▶ [What to do]
Determine how many lines contain the string "maxeffekt", then reply with that figure only.

▶ [Records provided]
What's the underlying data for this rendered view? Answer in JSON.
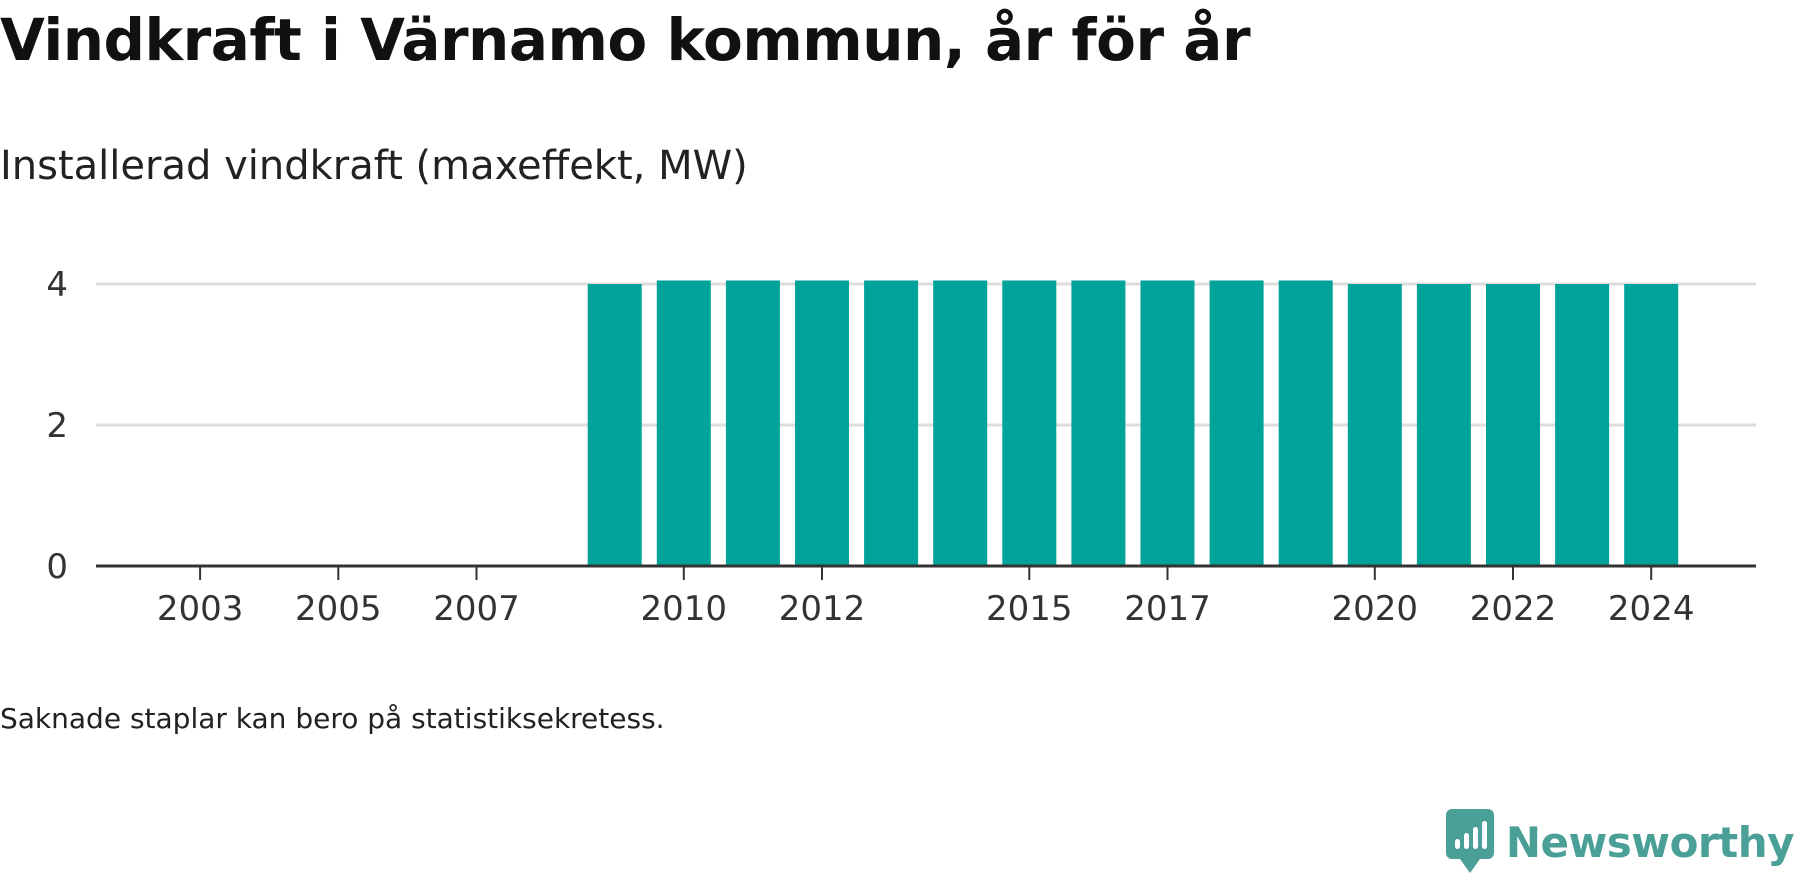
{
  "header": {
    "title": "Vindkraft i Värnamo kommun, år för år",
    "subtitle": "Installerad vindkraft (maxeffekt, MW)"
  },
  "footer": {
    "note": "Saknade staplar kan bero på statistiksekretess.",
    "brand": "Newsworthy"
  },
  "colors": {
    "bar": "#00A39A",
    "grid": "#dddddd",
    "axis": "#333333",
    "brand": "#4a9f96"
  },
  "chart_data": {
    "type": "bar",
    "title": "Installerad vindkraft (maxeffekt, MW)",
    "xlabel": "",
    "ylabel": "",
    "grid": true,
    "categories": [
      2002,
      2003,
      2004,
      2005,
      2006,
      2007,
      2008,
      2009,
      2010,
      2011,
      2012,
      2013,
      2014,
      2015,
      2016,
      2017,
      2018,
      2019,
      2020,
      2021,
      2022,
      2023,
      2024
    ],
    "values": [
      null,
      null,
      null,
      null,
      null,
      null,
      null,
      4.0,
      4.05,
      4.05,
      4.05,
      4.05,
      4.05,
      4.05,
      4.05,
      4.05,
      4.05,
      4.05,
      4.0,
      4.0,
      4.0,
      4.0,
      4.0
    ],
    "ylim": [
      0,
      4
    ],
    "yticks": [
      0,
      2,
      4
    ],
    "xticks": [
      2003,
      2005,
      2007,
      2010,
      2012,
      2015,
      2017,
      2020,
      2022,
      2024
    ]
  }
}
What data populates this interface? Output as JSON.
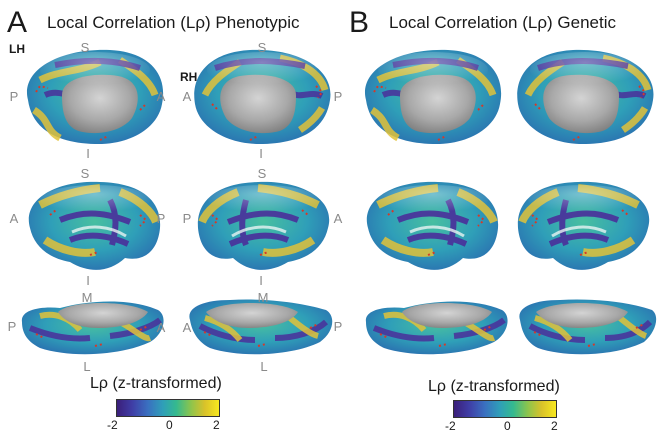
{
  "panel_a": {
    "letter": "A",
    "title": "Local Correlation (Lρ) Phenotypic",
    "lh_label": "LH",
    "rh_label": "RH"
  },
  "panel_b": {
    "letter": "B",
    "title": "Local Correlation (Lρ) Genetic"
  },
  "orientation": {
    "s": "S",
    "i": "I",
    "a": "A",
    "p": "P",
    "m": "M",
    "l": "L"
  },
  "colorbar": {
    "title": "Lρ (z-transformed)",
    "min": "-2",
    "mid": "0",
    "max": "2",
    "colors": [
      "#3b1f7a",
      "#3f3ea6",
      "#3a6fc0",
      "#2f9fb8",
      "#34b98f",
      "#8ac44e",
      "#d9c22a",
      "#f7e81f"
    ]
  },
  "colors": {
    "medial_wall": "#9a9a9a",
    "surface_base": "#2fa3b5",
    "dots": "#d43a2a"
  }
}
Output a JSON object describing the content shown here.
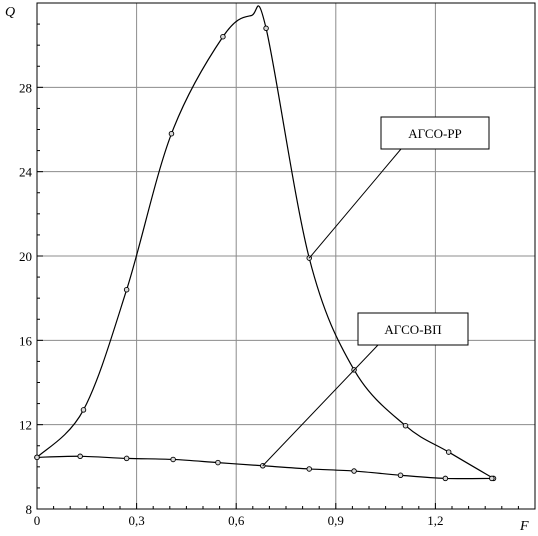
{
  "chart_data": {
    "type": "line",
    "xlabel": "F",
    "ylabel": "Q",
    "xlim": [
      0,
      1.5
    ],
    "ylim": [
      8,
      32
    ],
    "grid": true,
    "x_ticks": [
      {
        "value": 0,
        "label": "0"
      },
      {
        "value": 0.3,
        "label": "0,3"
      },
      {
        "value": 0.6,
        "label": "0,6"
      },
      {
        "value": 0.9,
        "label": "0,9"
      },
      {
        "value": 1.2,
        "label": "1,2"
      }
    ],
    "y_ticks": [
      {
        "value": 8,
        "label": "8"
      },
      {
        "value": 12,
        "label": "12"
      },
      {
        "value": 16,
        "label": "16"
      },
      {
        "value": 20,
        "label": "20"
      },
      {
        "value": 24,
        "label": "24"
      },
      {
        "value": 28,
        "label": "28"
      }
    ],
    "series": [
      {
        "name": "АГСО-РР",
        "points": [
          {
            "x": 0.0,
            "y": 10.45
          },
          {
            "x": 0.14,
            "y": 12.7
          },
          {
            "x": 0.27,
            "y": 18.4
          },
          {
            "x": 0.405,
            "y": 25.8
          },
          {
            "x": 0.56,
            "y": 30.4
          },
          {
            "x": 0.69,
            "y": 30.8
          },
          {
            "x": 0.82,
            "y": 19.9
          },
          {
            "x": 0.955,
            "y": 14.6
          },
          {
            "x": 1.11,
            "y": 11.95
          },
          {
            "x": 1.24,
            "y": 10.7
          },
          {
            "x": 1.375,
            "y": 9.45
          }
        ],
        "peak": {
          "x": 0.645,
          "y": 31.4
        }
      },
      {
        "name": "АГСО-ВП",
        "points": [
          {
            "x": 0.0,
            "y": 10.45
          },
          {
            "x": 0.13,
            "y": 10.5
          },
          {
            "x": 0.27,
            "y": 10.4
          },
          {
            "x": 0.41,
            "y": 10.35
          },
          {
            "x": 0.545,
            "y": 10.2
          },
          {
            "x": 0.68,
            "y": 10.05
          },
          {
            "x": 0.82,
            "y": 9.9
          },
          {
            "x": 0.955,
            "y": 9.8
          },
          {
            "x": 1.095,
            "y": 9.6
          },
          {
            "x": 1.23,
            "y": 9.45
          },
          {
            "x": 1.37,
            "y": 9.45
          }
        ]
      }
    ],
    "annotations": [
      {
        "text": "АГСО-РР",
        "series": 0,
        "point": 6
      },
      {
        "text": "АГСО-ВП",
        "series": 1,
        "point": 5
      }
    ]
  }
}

▶ [Written answer]
2